## EXERCISE TASK
Drop all images and give the records again exactly.

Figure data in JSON
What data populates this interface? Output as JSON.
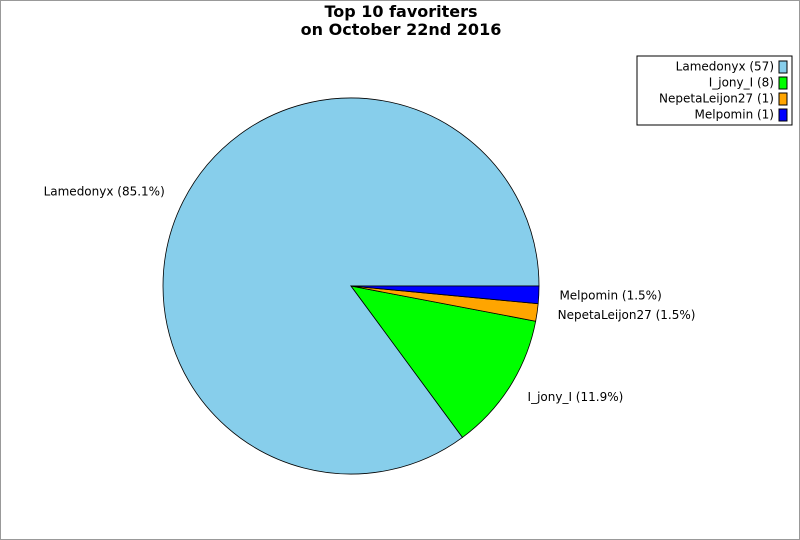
{
  "chart_data": {
    "type": "pie",
    "title": "Top 10 favoriters\non October 22nd 2016",
    "values": [
      85.1,
      11.9,
      1.5,
      1.5
    ],
    "value_labels": [
      "Lamedonyx (85.1%)",
      "I_jony_I (11.9%)",
      "NepetaLeijon27 (1.5%)",
      "Melpomin (1.5%)"
    ],
    "legend": [
      "Lamedonyx (57)",
      "I_jony_I (8)",
      "NepetaLeijon27 (1)",
      "Melpomin (1)"
    ],
    "colors": [
      "#87ceeb",
      "#00ff00",
      "#ffa500",
      "#0000ff"
    ],
    "legend_position": "upper right"
  }
}
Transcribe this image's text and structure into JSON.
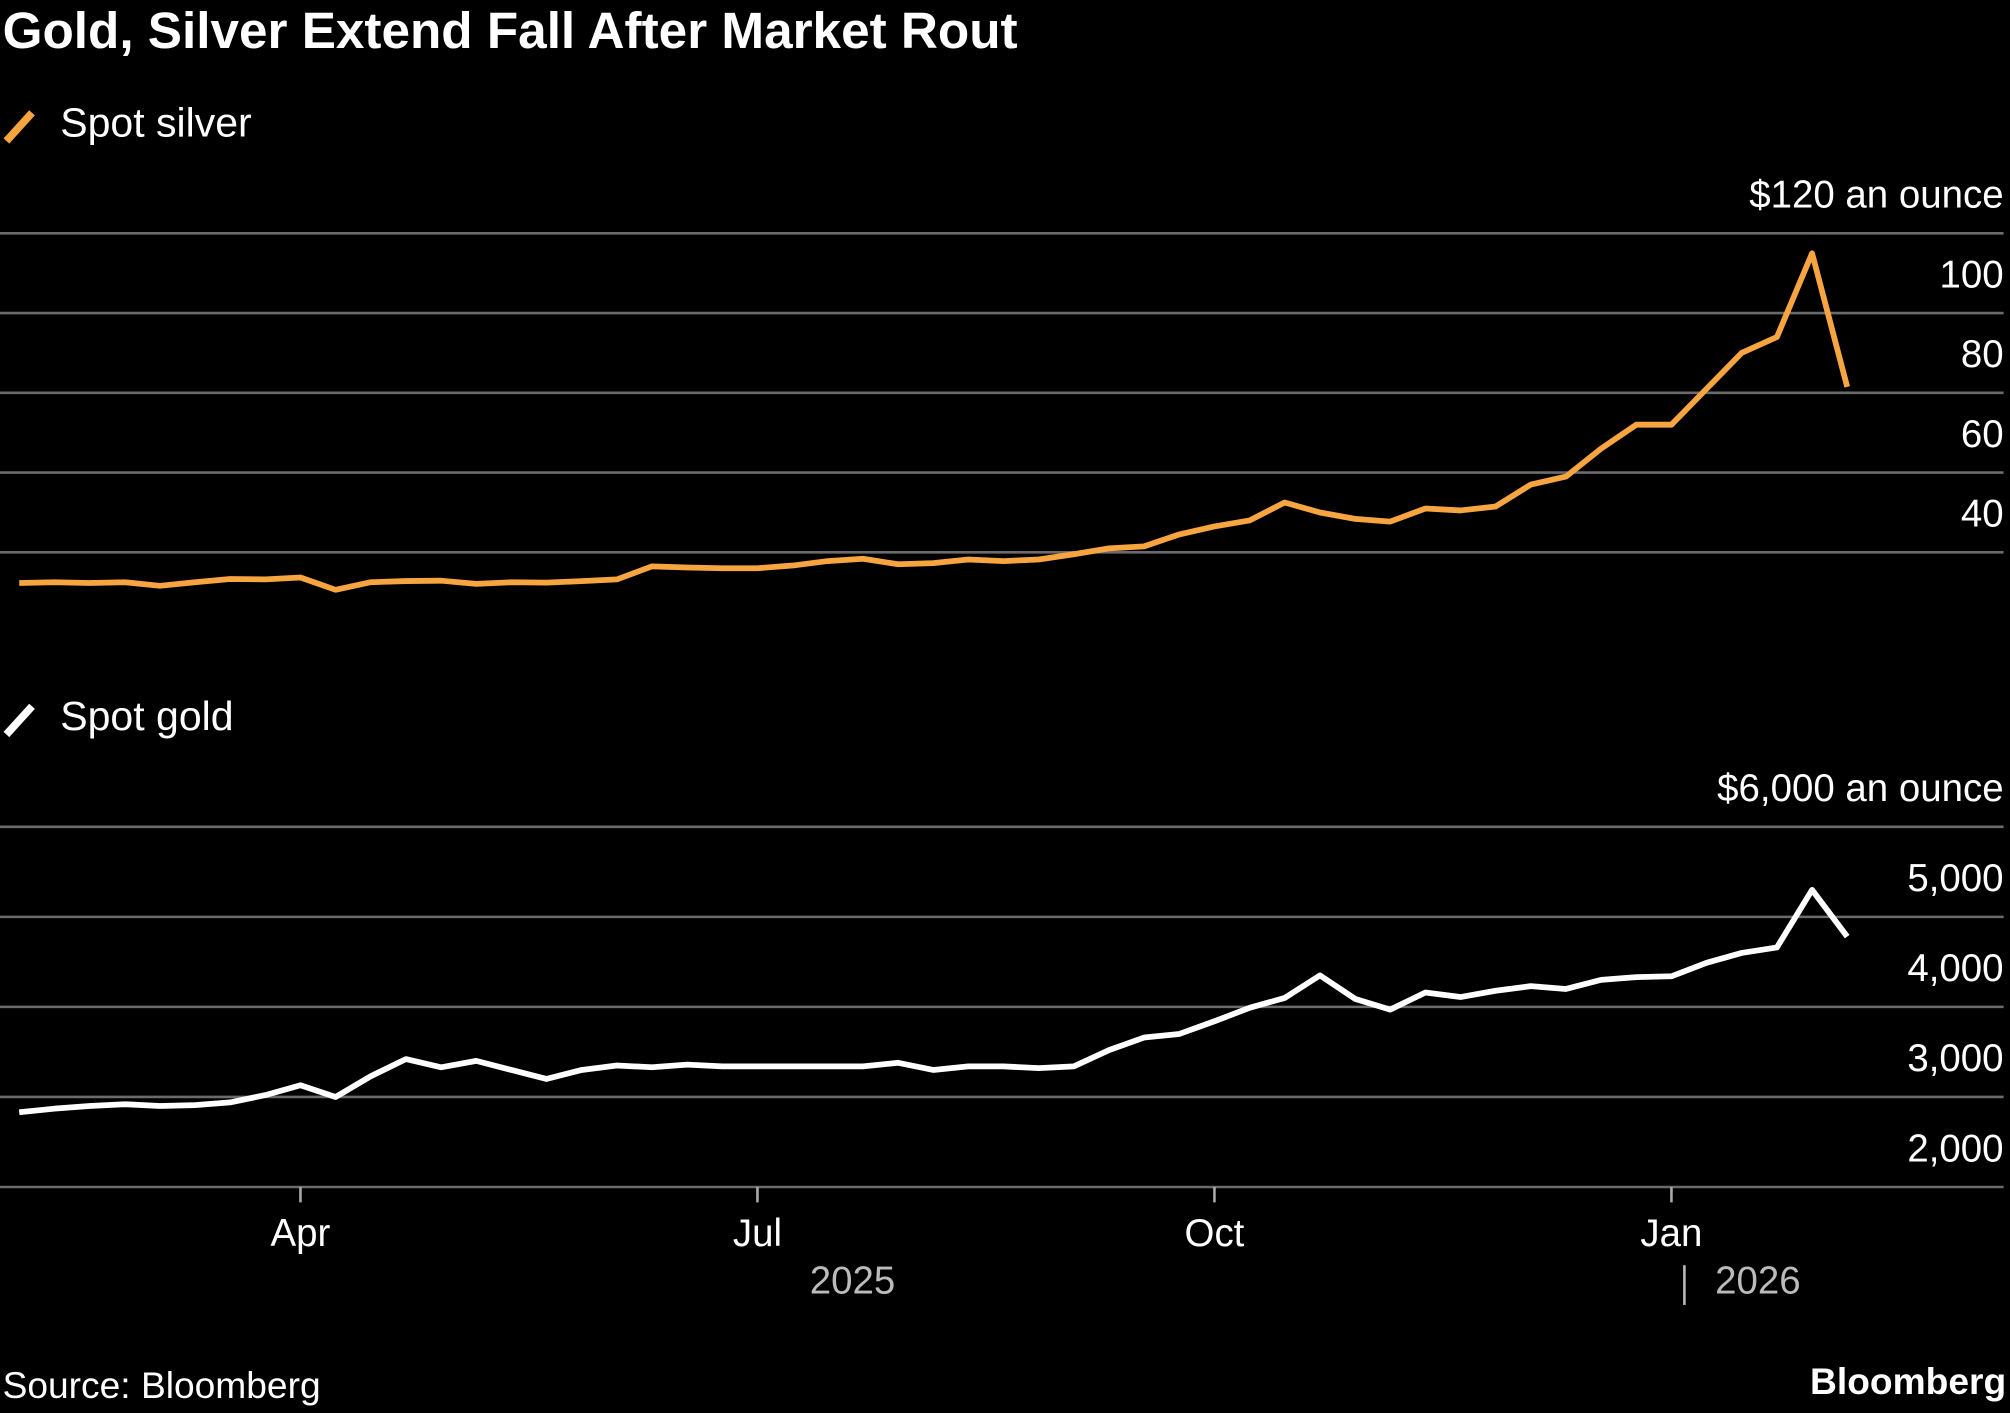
{
  "title": "Gold, Silver Extend Fall After Market Rout",
  "source": "Source: Bloomberg",
  "brand": "Bloomberg",
  "chart_data": [
    {
      "type": "line",
      "ylim": [
        30,
        120
      ],
      "yticks": [
        40,
        60,
        80,
        100,
        {
          "value": 120,
          "label": "$120 an ounce"
        }
      ],
      "grid": true,
      "series": [
        {
          "name": "Spot silver",
          "color": "#f7a540",
          "values": [
            32.3,
            32.5,
            32.3,
            32.5,
            31.6,
            32.5,
            33.3,
            33.2,
            33.7,
            30.6,
            32.5,
            32.8,
            32.9,
            32.1,
            32.5,
            32.4,
            32.8,
            33.2,
            36.5,
            36.2,
            36.0,
            36.0,
            36.7,
            37.8,
            38.4,
            37.0,
            37.3,
            38.2,
            37.8,
            38.2,
            39.5,
            41.0,
            41.5,
            44.5,
            46.5,
            48.0,
            52.5,
            50.0,
            48.4,
            47.7,
            51.0,
            50.5,
            51.5,
            57.0,
            59.0,
            66.0,
            72.0,
            72.0,
            81.0,
            90.0,
            94.0,
            115.0,
            81.5
          ]
        }
      ]
    },
    {
      "type": "line",
      "ylim": [
        2000,
        6000
      ],
      "yticks": [
        {
          "value": 2000,
          "label": "2,000"
        },
        {
          "value": 3000,
          "label": "3,000"
        },
        {
          "value": 4000,
          "label": "4,000"
        },
        {
          "value": 5000,
          "label": "5,000"
        },
        {
          "value": 6000,
          "label": "$6,000 an ounce"
        }
      ],
      "grid": true,
      "categories": [
        null,
        null,
        null,
        null,
        null,
        null,
        null,
        null,
        "Apr",
        null,
        null,
        null,
        null,
        null,
        null,
        null,
        null,
        null,
        null,
        null,
        null,
        "Jul",
        null,
        null,
        null,
        null,
        null,
        null,
        null,
        null,
        null,
        null,
        null,
        null,
        "Oct",
        null,
        null,
        null,
        null,
        null,
        null,
        null,
        null,
        null,
        null,
        null,
        null,
        "Jan",
        null,
        null,
        null,
        null,
        null
      ],
      "year_labels": [
        "2025",
        "2026"
      ],
      "series": [
        {
          "name": "Spot gold",
          "color": "#ffffff",
          "values": [
            2830,
            2870,
            2900,
            2920,
            2900,
            2910,
            2940,
            3020,
            3130,
            3000,
            3230,
            3420,
            3330,
            3400,
            3300,
            3200,
            3300,
            3350,
            3330,
            3360,
            3340,
            3340,
            3340,
            3340,
            3340,
            3380,
            3300,
            3340,
            3340,
            3320,
            3340,
            3520,
            3660,
            3700,
            3840,
            3990,
            4100,
            4350,
            4090,
            3970,
            4160,
            4110,
            4180,
            4230,
            4200,
            4300,
            4330,
            4340,
            4490,
            4600,
            4660,
            5300,
            4780
          ]
        }
      ]
    }
  ]
}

## REPLY TO THE TASK
What data populates this interface? Output as JSON.
{
  "chart_data": {
    "type": "pie",
    "title": "Top 10 favoriters\non October 22nd 2016",
    "values": [
      85.1,
      11.9,
      1.5,
      1.5
    ],
    "value_labels": [
      "Lamedonyx (85.1%)",
      "I_jony_I (11.9%)",
      "NepetaLeijon27 (1.5%)",
      "Melpomin (1.5%)"
    ],
    "legend": [
      "Lamedonyx (57)",
      "I_jony_I (8)",
      "NepetaLeijon27 (1)",
      "Melpomin (1)"
    ],
    "colors": [
      "#87ceeb",
      "#00ff00",
      "#ffa500",
      "#0000ff"
    ],
    "legend_position": "upper right"
  }
}
Transcribe this image's text and structure into JSON.
{
  "title": "Gold, Silver Extend Fall After Market Rout",
  "source": "Source: Bloomberg",
  "brand": "Bloomberg",
  "chart_data": [
    {
      "type": "line",
      "ylim": [
        30,
        120
      ],
      "yticks": [
        40,
        60,
        80,
        100,
        {
          "value": 120,
          "label": "$120 an ounce"
        }
      ],
      "grid": true,
      "series": [
        {
          "name": "Spot silver",
          "color": "#f7a540",
          "values": [
            32.3,
            32.5,
            32.3,
            32.5,
            31.6,
            32.5,
            33.3,
            33.2,
            33.7,
            30.6,
            32.5,
            32.8,
            32.9,
            32.1,
            32.5,
            32.4,
            32.8,
            33.2,
            36.5,
            36.2,
            36.0,
            36.0,
            36.7,
            37.8,
            38.4,
            37.0,
            37.3,
            38.2,
            37.8,
            38.2,
            39.5,
            41.0,
            41.5,
            44.5,
            46.5,
            48.0,
            52.5,
            50.0,
            48.4,
            47.7,
            51.0,
            50.5,
            51.5,
            57.0,
            59.0,
            66.0,
            72.0,
            72.0,
            81.0,
            90.0,
            94.0,
            115.0,
            81.5
          ]
        }
      ]
    },
    {
      "type": "line",
      "ylim": [
        2000,
        6000
      ],
      "yticks": [
        {
          "value": 2000,
          "label": "2,000"
        },
        {
          "value": 3000,
          "label": "3,000"
        },
        {
          "value": 4000,
          "label": "4,000"
        },
        {
          "value": 5000,
          "label": "5,000"
        },
        {
          "value": 6000,
          "label": "$6,000 an ounce"
        }
      ],
      "grid": true,
      "categories": [
        null,
        null,
        null,
        null,
        null,
        null,
        null,
        null,
        "Apr",
        null,
        null,
        null,
        null,
        null,
        null,
        null,
        null,
        null,
        null,
        null,
        null,
        "Jul",
        null,
        null,
        null,
        null,
        null,
        null,
        null,
        null,
        null,
        null,
        null,
        null,
        "Oct",
        null,
        null,
        null,
        null,
        null,
        null,
        null,
        null,
        null,
        null,
        null,
        null,
        "Jan",
        null,
        null,
        null,
        null,
        null
      ],
      "year_labels": [
        "2025",
        "2026"
      ],
      "series": [
        {
          "name": "Spot gold",
          "color": "#ffffff",
          "values": [
            2830,
            2870,
            2900,
            2920,
            2900,
            2910,
            2940,
            3020,
            3130,
            3000,
            3230,
            3420,
            3330,
            3400,
            3300,
            3200,
            3300,
            3350,
            3330,
            3360,
            3340,
            3340,
            3340,
            3340,
            3340,
            3380,
            3300,
            3340,
            3340,
            3320,
            3340,
            3520,
            3660,
            3700,
            3840,
            3990,
            4100,
            4350,
            4090,
            3970,
            4160,
            4110,
            4180,
            4230,
            4200,
            4300,
            4330,
            4340,
            4490,
            4600,
            4660,
            5300,
            4780
          ]
        }
      ]
    }
  ]
}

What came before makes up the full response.